__What to work on__. Where a line in the listing below contains the word "Input", copy that line.

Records
begin

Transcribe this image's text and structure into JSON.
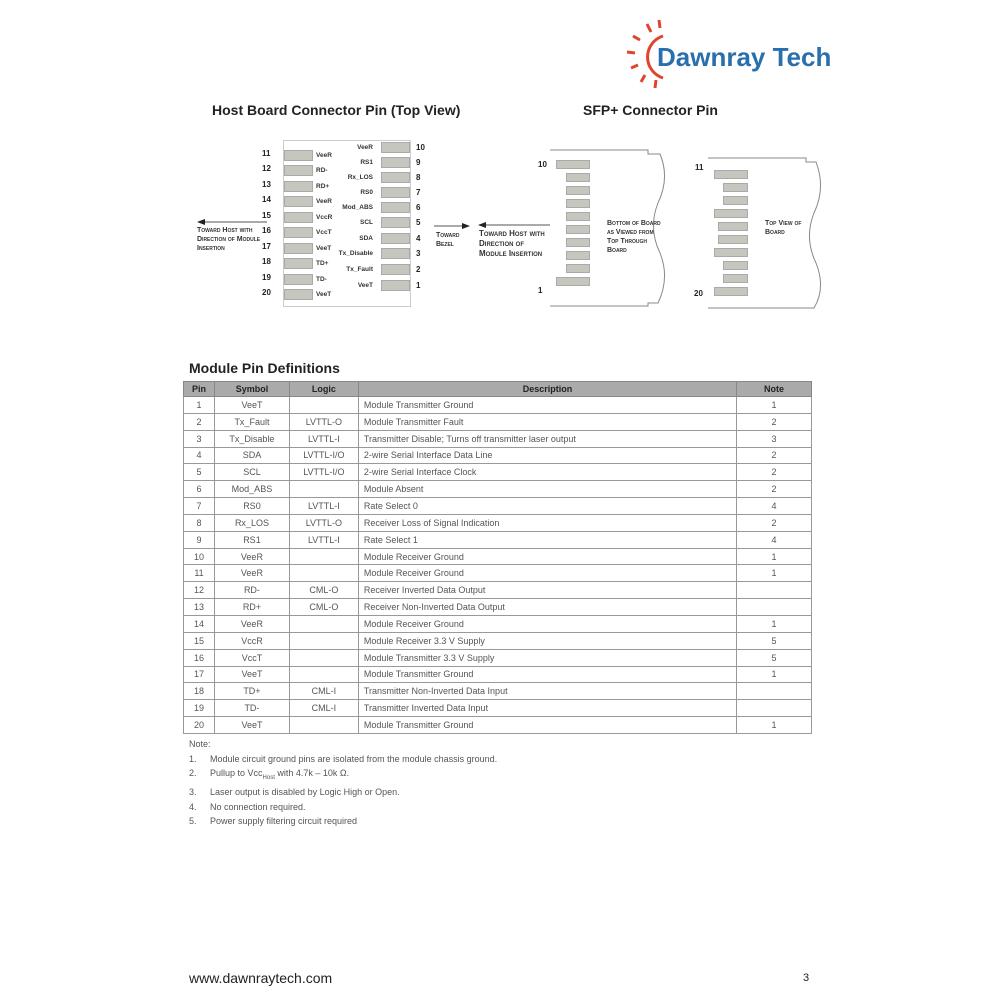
{
  "logo": {
    "text": "Dawnray Tech",
    "sun_color": "#e0442c",
    "text_color": "#2a6fad"
  },
  "host": {
    "title": "Host Board Connector Pin (Top View)",
    "left_pins": [
      {
        "n": "11",
        "s": "VeeR"
      },
      {
        "n": "12",
        "s": "RD-"
      },
      {
        "n": "13",
        "s": "RD+"
      },
      {
        "n": "14",
        "s": "VeeR"
      },
      {
        "n": "15",
        "s": "VccR"
      },
      {
        "n": "16",
        "s": "VccT"
      },
      {
        "n": "17",
        "s": "VeeT"
      },
      {
        "n": "18",
        "s": "TD+"
      },
      {
        "n": "19",
        "s": "TD-"
      },
      {
        "n": "20",
        "s": "VeeT"
      }
    ],
    "right_pins": [
      {
        "n": "10",
        "s": "VeeR"
      },
      {
        "n": "9",
        "s": "RS1"
      },
      {
        "n": "8",
        "s": "Rx_LOS"
      },
      {
        "n": "7",
        "s": "RS0"
      },
      {
        "n": "6",
        "s": "Mod_ABS"
      },
      {
        "n": "5",
        "s": "SCL"
      },
      {
        "n": "4",
        "s": "SDA"
      },
      {
        "n": "3",
        "s": "Tx_Disable"
      },
      {
        "n": "2",
        "s": "Tx_Fault"
      },
      {
        "n": "1",
        "s": "VeeT"
      }
    ],
    "toward_host": "Toward Host with Direction of Module Insertion",
    "toward_bezel": "Toward Bezel"
  },
  "sfp": {
    "title": "SFP+ Connector Pin",
    "toward_host": "Toward Host with Direction of Module Insertion",
    "bottom_label": "Bottom of Board as Viewed from Top Through Board",
    "top_label": "Top View of Board",
    "left_top": "10",
    "left_bottom": "1",
    "right_top": "11",
    "right_bottom": "20"
  },
  "table": {
    "title": "Module Pin Definitions",
    "headers": [
      "Pin",
      "Symbol",
      "Logic",
      "Description",
      "Note"
    ],
    "rows": [
      [
        "1",
        "VeeT",
        "",
        "Module Transmitter Ground",
        "1"
      ],
      [
        "2",
        "Tx_Fault",
        "LVTTL-O",
        "Module Transmitter Fault",
        "2"
      ],
      [
        "3",
        "Tx_Disable",
        "LVTTL-I",
        "Transmitter Disable; Turns off transmitter laser output",
        "3"
      ],
      [
        "4",
        "SDA",
        "LVTTL-I/O",
        "2-wire Serial Interface Data Line",
        "2"
      ],
      [
        "5",
        "SCL",
        "LVTTL-I/O",
        "2-wire Serial Interface Clock",
        "2"
      ],
      [
        "6",
        "Mod_ABS",
        "",
        "Module Absent",
        "2"
      ],
      [
        "7",
        "RS0",
        "LVTTL-I",
        "Rate Select 0",
        "4"
      ],
      [
        "8",
        "Rx_LOS",
        "LVTTL-O",
        "Receiver Loss of Signal Indication",
        "2"
      ],
      [
        "9",
        "RS1",
        "LVTTL-I",
        "Rate Select 1",
        "4"
      ],
      [
        "10",
        "VeeR",
        "",
        "Module Receiver Ground",
        "1"
      ],
      [
        "11",
        "VeeR",
        "",
        "Module Receiver Ground",
        "1"
      ],
      [
        "12",
        "RD-",
        "CML-O",
        "Receiver Inverted Data Output",
        ""
      ],
      [
        "13",
        "RD+",
        "CML-O",
        "Receiver Non-Inverted Data Output",
        ""
      ],
      [
        "14",
        "VeeR",
        "",
        "Module Receiver Ground",
        "1"
      ],
      [
        "15",
        "VccR",
        "",
        "Module Receiver 3.3 V Supply",
        "5"
      ],
      [
        "16",
        "VccT",
        "",
        "Module Transmitter 3.3 V Supply",
        "5"
      ],
      [
        "17",
        "VeeT",
        "",
        "Module Transmitter Ground",
        "1"
      ],
      [
        "18",
        "TD+",
        "CML-I",
        "Transmitter Non-Inverted Data Input",
        ""
      ],
      [
        "19",
        "TD-",
        "CML-I",
        "Transmitter Inverted Data Input",
        ""
      ],
      [
        "20",
        "VeeT",
        "",
        "Module Transmitter Ground",
        "1"
      ]
    ]
  },
  "notes": {
    "title": "Note:",
    "items": [
      {
        "n": "1.",
        "t": "Module circuit ground pins are isolated from the module chassis ground."
      },
      {
        "n": "2.",
        "t": "Pullup to Vcc",
        "sub": "Host",
        "t2": " with 4.7k – 10k Ω."
      },
      {
        "n": "3.",
        "t": "Laser output is disabled by Logic High or Open."
      },
      {
        "n": "4.",
        "t": "No connection required."
      },
      {
        "n": "5.",
        "t": "Power supply filtering circuit required"
      }
    ]
  },
  "footer": {
    "url": "www.dawnraytech.com",
    "page": "3"
  }
}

end

__Result of this task__.
        "Transmitter Non-Inverted Data Input",
        "Transmitter Inverted Data Input",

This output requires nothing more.